### To be done
Write out each record below exactly as it appears, with no pictures.

### Entries from a dataset
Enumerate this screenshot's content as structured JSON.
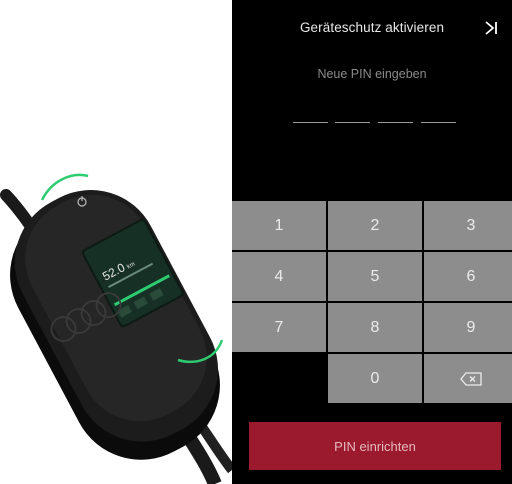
{
  "header": {
    "title": "Geräteschutz aktivieren",
    "skip_icon": "skip-next-icon"
  },
  "pin_entry": {
    "prompt": "Neue PIN eingeben",
    "digit_count": 4
  },
  "keypad": {
    "keys": [
      "1",
      "2",
      "3",
      "4",
      "5",
      "6",
      "7",
      "8",
      "9",
      "0"
    ],
    "backspace_icon": "backspace-icon"
  },
  "submit": {
    "label": "PIN einrichten"
  },
  "device_display": {
    "value": "52.0",
    "unit": "km"
  },
  "colors": {
    "screen_bg": "#000000",
    "key_bg": "#8d8d8d",
    "submit_bg": "#9b1a2e",
    "device_accent": "#2ecc71"
  }
}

### The result
Enumerate this screenshot's content as structured JSON.
{
  "header": {
    "title": "Geräteschutz aktivieren",
    "skip_icon": "skip-next-icon"
  },
  "pin_entry": {
    "prompt": "Neue PIN eingeben",
    "digit_count": 4
  },
  "keypad": {
    "keys": [
      "1",
      "2",
      "3",
      "4",
      "5",
      "6",
      "7",
      "8",
      "9",
      "0"
    ],
    "backspace_icon": "backspace-icon"
  },
  "submit": {
    "label": "PIN einrichten"
  },
  "device_display": {
    "value": "52.0",
    "unit": "km"
  },
  "colors": {
    "screen_bg": "#000000",
    "key_bg": "#8d8d8d",
    "submit_bg": "#9b1a2e",
    "device_accent": "#2ecc71"
  }
}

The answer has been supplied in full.